■ YOUR TASK
Search the records for "panel" and copy each line that holds it.

■ RECORDS TO PROCESS
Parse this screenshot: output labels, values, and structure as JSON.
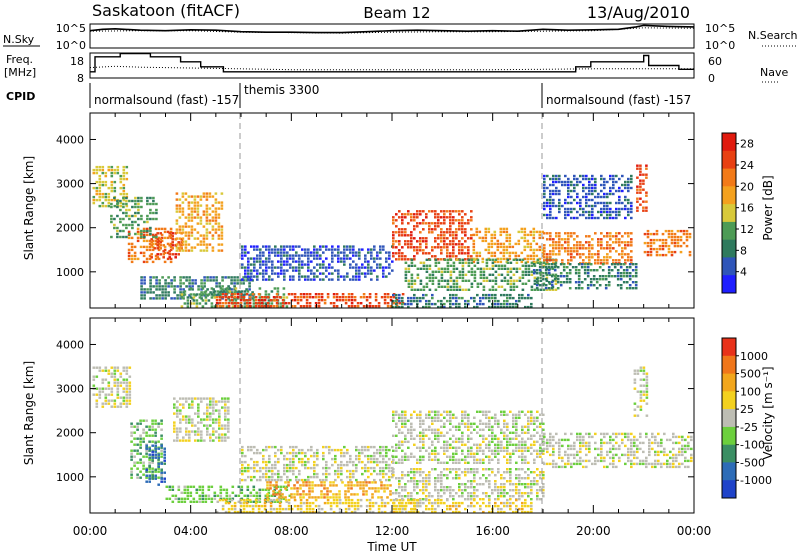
{
  "header": {
    "station": "Saskatoon (fitACF)",
    "beam": "Beam 12",
    "date": "13/Aug/2010"
  },
  "colors": {
    "power_scale": [
      "#1f1fff",
      "#2f55b9",
      "#2f7a5e",
      "#4d9b55",
      "#d8c93a",
      "#f4a11e",
      "#f27a18",
      "#e84012",
      "#e01a0e"
    ],
    "velocity_scale": [
      "#1f43c9",
      "#2d6cb7",
      "#3a8e63",
      "#6ccf3d",
      "#bdbdb3",
      "#f3d11f",
      "#f2a61c",
      "#f0761a",
      "#e8321a"
    ]
  },
  "chart_data": [
    {
      "type": "line",
      "panel": "noise",
      "left_label": "N.Sky",
      "right_label": "N.Search",
      "left_ticks": [
        "10^5",
        "10^0"
      ],
      "right_ticks": [
        "10^5",
        "10^0"
      ],
      "x_range_hours": [
        0,
        24
      ],
      "series": [
        {
          "style": "solid",
          "hours": [
            0,
            0.5,
            1,
            2,
            3,
            4,
            5,
            6,
            7,
            8,
            9,
            10,
            11,
            12,
            13,
            14,
            15,
            16,
            17,
            18,
            19,
            20,
            21,
            21.7,
            22,
            23,
            24
          ],
          "log10": [
            3.6,
            3.9,
            4.0,
            3.7,
            3.6,
            3.8,
            3.7,
            3.4,
            3.3,
            3.3,
            3.2,
            3.2,
            3.4,
            3.6,
            3.7,
            3.6,
            3.5,
            3.6,
            3.5,
            3.9,
            3.7,
            3.8,
            3.9,
            4.4,
            4.7,
            4.5,
            4.4
          ]
        },
        {
          "style": "dotted",
          "hours": [
            0,
            2,
            4,
            6,
            8,
            10,
            12,
            14,
            16,
            18,
            20,
            22,
            24
          ],
          "log10": [
            3.5,
            3.6,
            3.6,
            3.3,
            3.2,
            3.1,
            3.3,
            3.4,
            3.4,
            3.5,
            3.6,
            4.2,
            4.1
          ]
        }
      ]
    },
    {
      "type": "line",
      "panel": "frequency",
      "left_label_lines": [
        "Freq.",
        "[MHz]"
      ],
      "right_label": "Nave",
      "left_ticks": [
        18,
        8
      ],
      "right_ticks": [
        60,
        0
      ],
      "freq_range_mhz": [
        8,
        18
      ],
      "nave_range": [
        0,
        60
      ],
      "series": [
        {
          "style": "solid",
          "name": "Freq.",
          "hours": [
            0,
            0.2,
            0.9,
            1.2,
            1.6,
            2.4,
            3.5,
            3.6,
            4.3,
            4.4,
            5.2,
            5.3,
            7.5,
            8.0,
            8.2,
            18.6,
            19.3,
            19.7,
            19.9,
            21.7,
            22.0,
            22.2,
            23.0,
            23.4,
            24
          ],
          "values": [
            10.5,
            16.5,
            16.5,
            17.8,
            17.8,
            16.5,
            16.5,
            14.5,
            14.5,
            12.5,
            12.5,
            10.5,
            10.5,
            10.5,
            10.5,
            10.5,
            12.5,
            12.5,
            14.5,
            14.5,
            17.0,
            13.0,
            13.0,
            11.5,
            11.5
          ]
        },
        {
          "style": "dotted",
          "name": "Nave",
          "hours": [
            0,
            1,
            2,
            3,
            4,
            6,
            8,
            12,
            16,
            18,
            20,
            22,
            24
          ],
          "values": [
            25,
            28,
            26,
            25,
            24,
            22,
            20,
            20,
            20,
            21,
            22,
            22,
            22
          ]
        }
      ]
    },
    {
      "type": "table",
      "panel": "cpid",
      "label": "CPID",
      "segments": [
        {
          "start_hour": 0,
          "text": "normalsound (fast) -157"
        },
        {
          "start_hour": 6,
          "text": "themis 3300"
        },
        {
          "start_hour": 18,
          "text": "normalsound (fast) -157"
        }
      ]
    },
    {
      "type": "heatmap",
      "panel": "power",
      "ylabel": "Slant Range [km]",
      "yticks": [
        1000,
        2000,
        3000,
        4000
      ],
      "ylim_km": [
        180,
        4600
      ],
      "colorbar_label": "Power [dB]",
      "colorbar_ticks": [
        4,
        8,
        12,
        16,
        20,
        24,
        28
      ],
      "colorbar_range": [
        0,
        30
      ],
      "dashed_hours": [
        6,
        18
      ],
      "regions": [
        {
          "t0": 0.1,
          "t1": 1.5,
          "r0": 2500,
          "r1": 3400,
          "c": 4
        },
        {
          "t0": 1.5,
          "t1": 3.2,
          "r0": 1200,
          "r1": 2000,
          "c": 6
        },
        {
          "t0": 2.4,
          "t1": 3.6,
          "r0": 1300,
          "r1": 1900,
          "c": 7
        },
        {
          "t0": 3.4,
          "t1": 5.3,
          "r0": 1500,
          "r1": 2800,
          "c": 5
        },
        {
          "t0": 0.8,
          "t1": 2.6,
          "r0": 1800,
          "r1": 2700,
          "c": 3
        },
        {
          "t0": 2.0,
          "t1": 6.5,
          "r0": 400,
          "r1": 900,
          "c": 2
        },
        {
          "t0": 6.0,
          "t1": 12.0,
          "r0": 800,
          "r1": 1600,
          "c": 1
        },
        {
          "t0": 3.6,
          "t1": 7.8,
          "r0": 180,
          "r1": 650,
          "c": 3
        },
        {
          "t0": 5.0,
          "t1": 12.5,
          "r0": 180,
          "r1": 520,
          "c": 7
        },
        {
          "t0": 12.0,
          "t1": 17.6,
          "r0": 180,
          "r1": 500,
          "c": 2
        },
        {
          "t0": 12.0,
          "t1": 15.2,
          "r0": 1300,
          "r1": 2400,
          "c": 7
        },
        {
          "t0": 15.2,
          "t1": 18.0,
          "r0": 1200,
          "r1": 2000,
          "c": 5
        },
        {
          "t0": 12.5,
          "t1": 18.5,
          "r0": 600,
          "r1": 1300,
          "c": 3
        },
        {
          "t0": 18.0,
          "t1": 21.5,
          "r0": 1200,
          "r1": 1900,
          "c": 6
        },
        {
          "t0": 17.6,
          "t1": 21.7,
          "r0": 600,
          "r1": 1200,
          "c": 2
        },
        {
          "t0": 22.0,
          "t1": 23.9,
          "r0": 1400,
          "r1": 1950,
          "c": 6
        },
        {
          "t0": 21.7,
          "t1": 22.1,
          "r0": 2400,
          "r1": 3500,
          "c": 7
        },
        {
          "t0": 18.0,
          "t1": 21.5,
          "r0": 2200,
          "r1": 3200,
          "c": 1
        }
      ]
    },
    {
      "type": "heatmap",
      "panel": "velocity",
      "ylabel": "Slant Range [km]",
      "yticks": [
        1000,
        2000,
        3000,
        4000
      ],
      "ylim_km": [
        180,
        4600
      ],
      "colorbar_label": "Velocity [m s⁻¹]",
      "colorbar_ticks": [
        "1000",
        "500",
        "100",
        "25",
        "-25",
        "-100",
        "-500",
        "-1000"
      ],
      "xlabel": "Time UT",
      "xticks": [
        "00:00",
        "04:00",
        "08:00",
        "12:00",
        "16:00",
        "20:00",
        "00:00"
      ],
      "xlim_hours": [
        0,
        24
      ],
      "dashed_hours": [
        6,
        18
      ],
      "regions": [
        {
          "t0": 0.1,
          "t1": 1.6,
          "r0": 2600,
          "r1": 3500,
          "c": 4
        },
        {
          "t0": 1.6,
          "t1": 2.8,
          "r0": 1000,
          "r1": 2300,
          "c": 3
        },
        {
          "t0": 2.2,
          "t1": 3.0,
          "r0": 800,
          "r1": 1800,
          "c": 1
        },
        {
          "t0": 3.3,
          "t1": 5.5,
          "r0": 1800,
          "r1": 2800,
          "c": 4
        },
        {
          "t0": 3.0,
          "t1": 8.0,
          "r0": 400,
          "r1": 800,
          "c": 3
        },
        {
          "t0": 6.0,
          "t1": 12.0,
          "r0": 900,
          "r1": 1700,
          "c": 4
        },
        {
          "t0": 5.0,
          "t1": 13.0,
          "r0": 180,
          "r1": 500,
          "c": 5
        },
        {
          "t0": 7.0,
          "t1": 12.0,
          "r0": 500,
          "r1": 900,
          "c": 6
        },
        {
          "t0": 12.0,
          "t1": 18.0,
          "r0": 1300,
          "r1": 2500,
          "c": 4
        },
        {
          "t0": 12.0,
          "t1": 18.0,
          "r0": 500,
          "r1": 1200,
          "c": 4
        },
        {
          "t0": 12.0,
          "t1": 17.5,
          "r0": 180,
          "r1": 500,
          "c": 5
        },
        {
          "t0": 18.0,
          "t1": 23.9,
          "r0": 1200,
          "r1": 2000,
          "c": 4
        },
        {
          "t0": 21.6,
          "t1": 22.1,
          "r0": 2400,
          "r1": 3500,
          "c": 4
        }
      ]
    }
  ]
}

■ RESULT
      "panel": "noise",
      "panel": "frequency",
      "panel": "cpid",
      "panel": "power",
      "panel": "velocity",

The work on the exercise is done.